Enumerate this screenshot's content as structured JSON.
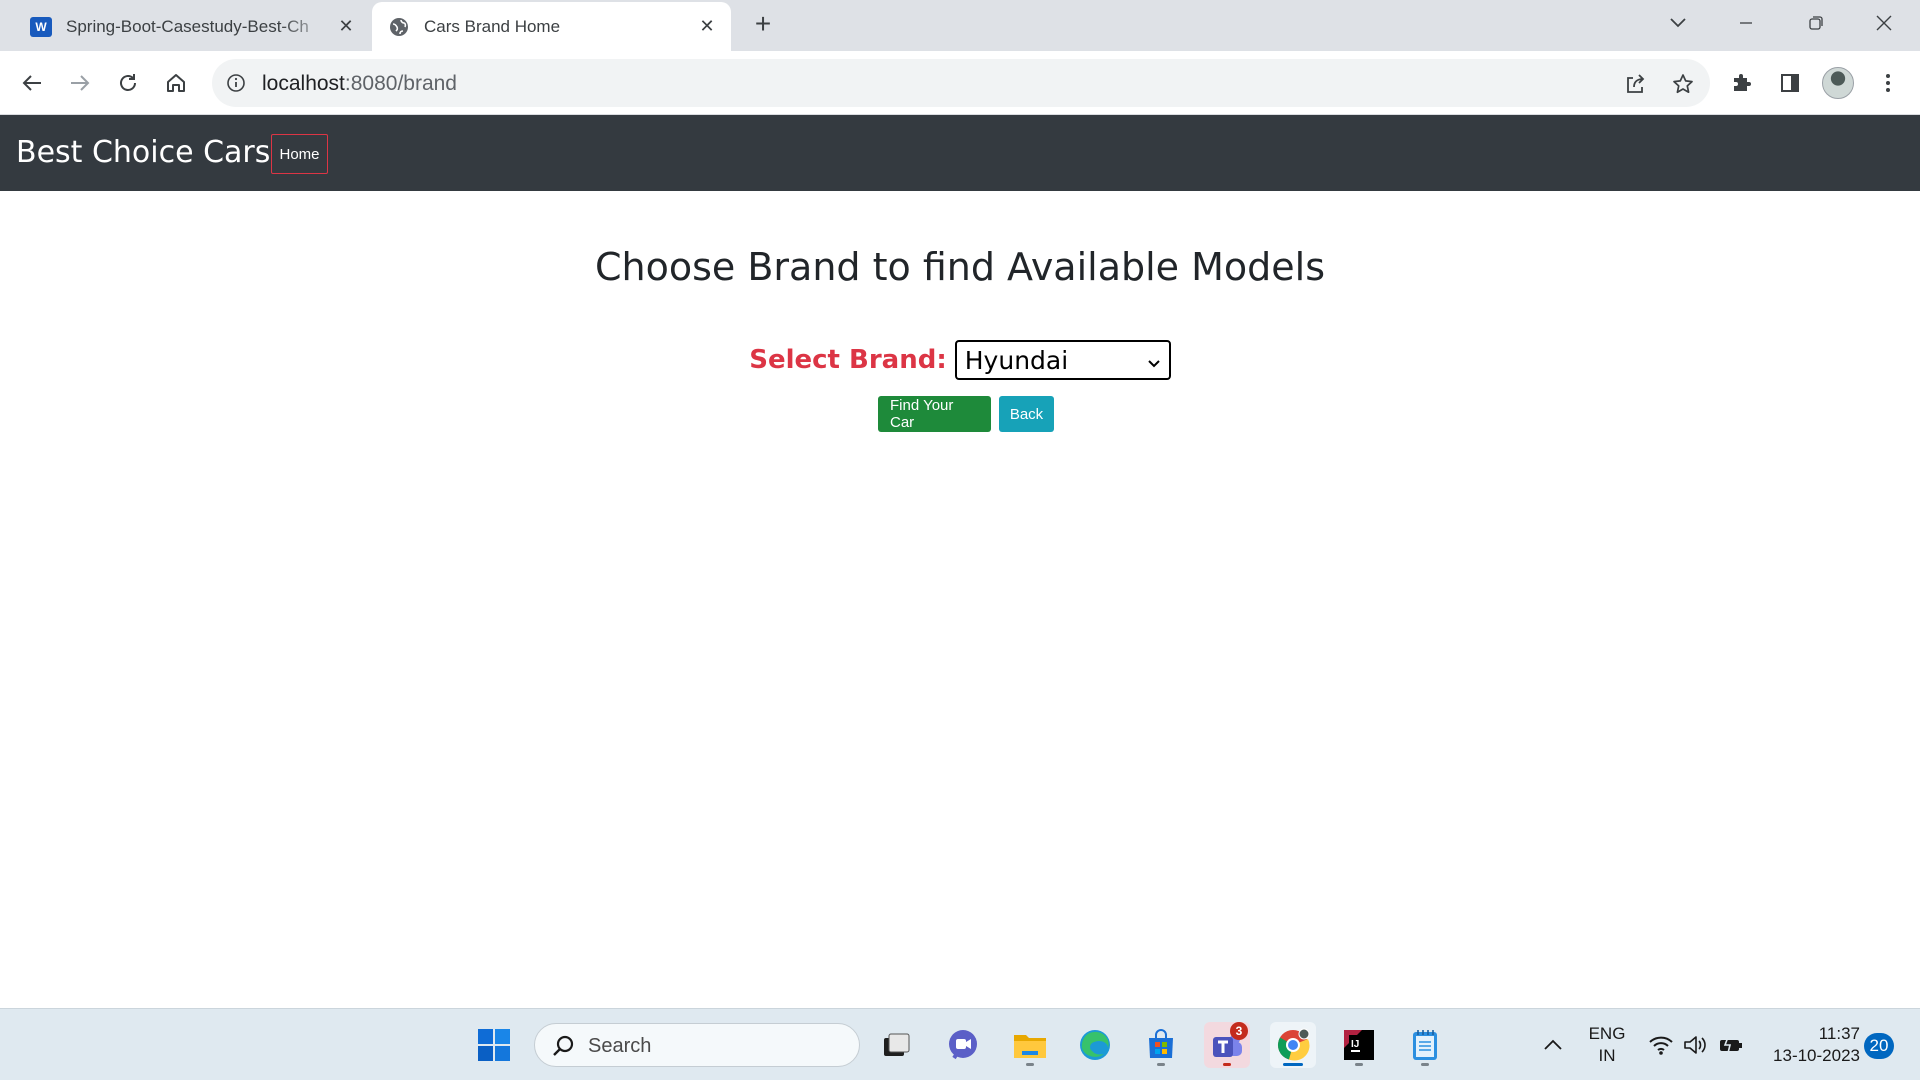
{
  "browser": {
    "tabs": [
      {
        "title": "Spring-Boot-Casestudy-Best-Ch",
        "icon": "word-icon",
        "active": false
      },
      {
        "title": "Cars Brand Home",
        "icon": "globe-icon",
        "active": true
      }
    ],
    "address": {
      "host": "localhost",
      "path": ":8080/brand"
    }
  },
  "app": {
    "brand": "Best Choice Cars",
    "nav_home": "Home",
    "heading": "Choose Brand to find Available Models",
    "select_label": "Select Brand:",
    "selected_brand": "Hyundai",
    "find_button": "Find Your Car",
    "back_button": "Back"
  },
  "taskbar": {
    "search_placeholder": "Search",
    "teams_badge": "3",
    "lang_line1": "ENG",
    "lang_line2": "IN",
    "time": "11:37",
    "date": "13-10-2023",
    "notifications": "20"
  },
  "colors": {
    "navbar": "#343a40",
    "label_red": "#dc3545",
    "btn_success": "#1e8a3a",
    "btn_info": "#17a2b8"
  }
}
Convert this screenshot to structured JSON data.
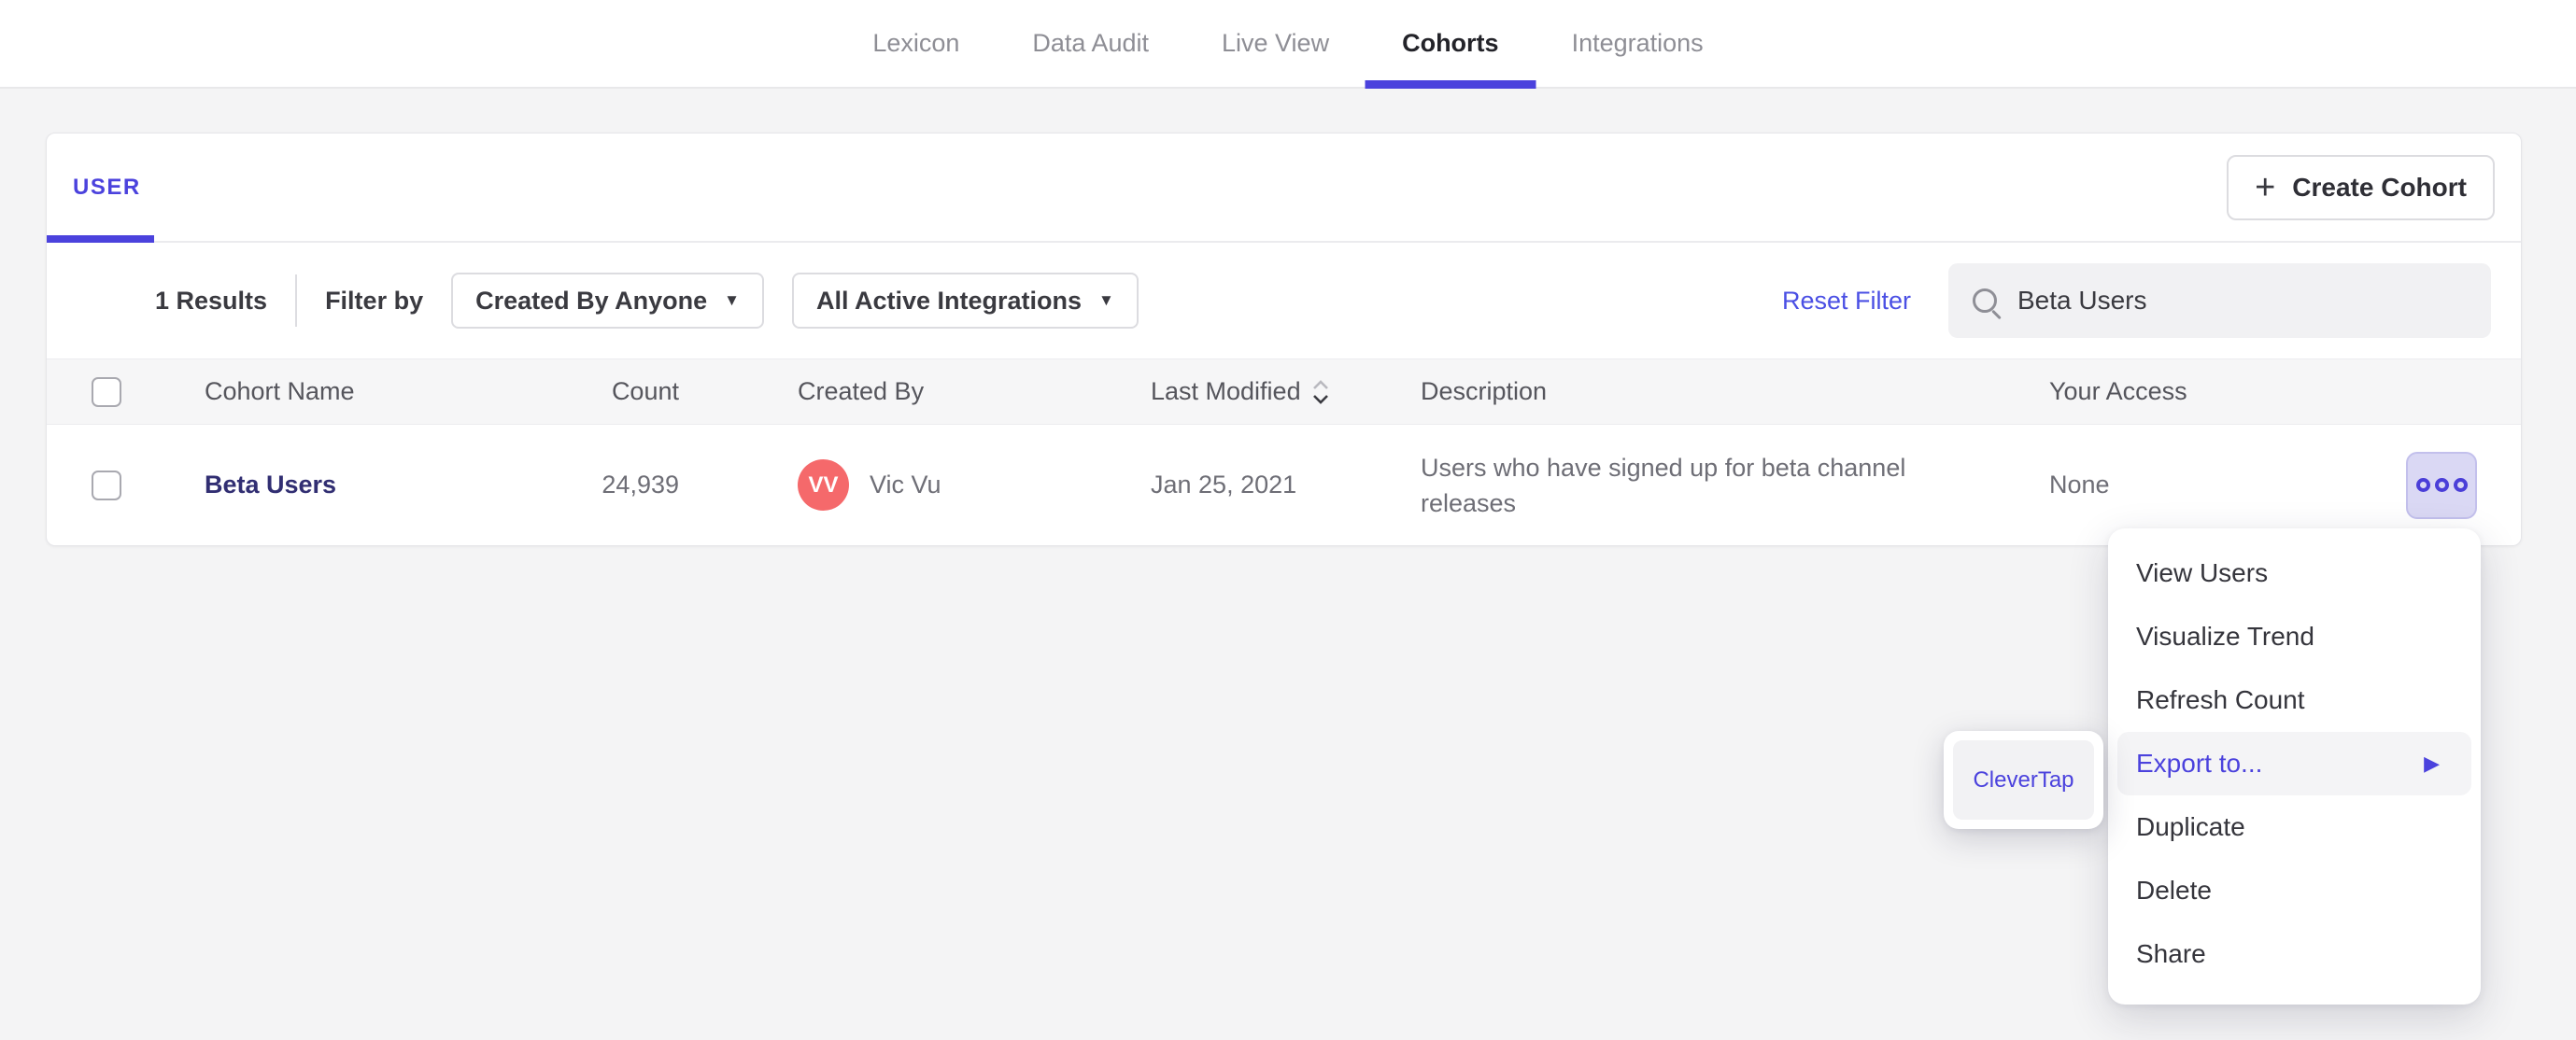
{
  "colors": {
    "accent": "#4b42dd",
    "link": "#4a4fe4",
    "cohort-link": "#312e72",
    "avatar-bg": "#f5696b",
    "page-bg": "#f4f4f5"
  },
  "nav": {
    "active_tab": "Cohorts",
    "tabs": [
      {
        "label": "Lexicon"
      },
      {
        "label": "Data Audit"
      },
      {
        "label": "Live View"
      },
      {
        "label": "Cohorts"
      },
      {
        "label": "Integrations"
      }
    ]
  },
  "panel": {
    "tabs": [
      {
        "label": "USER"
      }
    ],
    "create_button": {
      "label": "Create Cohort",
      "icon": "plus-icon",
      "plus_glyph": "+"
    },
    "toolbar": {
      "results_count": "1 Results",
      "filter_by_label": "Filter by",
      "created_by_filter": {
        "value": "Created By Anyone",
        "caret": "▼"
      },
      "integrations_filter": {
        "value": "All Active Integrations",
        "caret": "▼"
      },
      "reset_filter_label": "Reset Filter",
      "search": {
        "value": "Beta Users",
        "icon": "search-icon"
      }
    },
    "table": {
      "columns": [
        {
          "label": "Cohort Name"
        },
        {
          "label": "Count"
        },
        {
          "label": "Created By"
        },
        {
          "label": "Last Modified",
          "sortable": true
        },
        {
          "label": "Description"
        },
        {
          "label": "Your Access"
        }
      ],
      "rows": [
        {
          "name": "Beta Users",
          "count": "24,939",
          "created_by": {
            "initials": "VV",
            "name": "Vic Vu"
          },
          "last_modified": "Jan 25, 2021",
          "description": "Users who have signed up for beta channel releases",
          "access": "None"
        }
      ]
    }
  },
  "context_menu": {
    "items": [
      {
        "label": "View Users"
      },
      {
        "label": "Visualize Trend"
      },
      {
        "label": "Refresh Count"
      },
      {
        "label": "Export to...",
        "highlighted": true,
        "submenu_arrow": "▶"
      },
      {
        "label": "Duplicate"
      },
      {
        "label": "Delete"
      },
      {
        "label": "Share"
      }
    ],
    "submenu": {
      "items": [
        {
          "label": "CleverTap"
        }
      ]
    }
  }
}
┄┄┄┄┄┄┄┄┄┄┄┄┄┄┄┄┄┄┄┄
Count each line of the data where the word "Best" appears, then reply with the total only.

__Final result__
2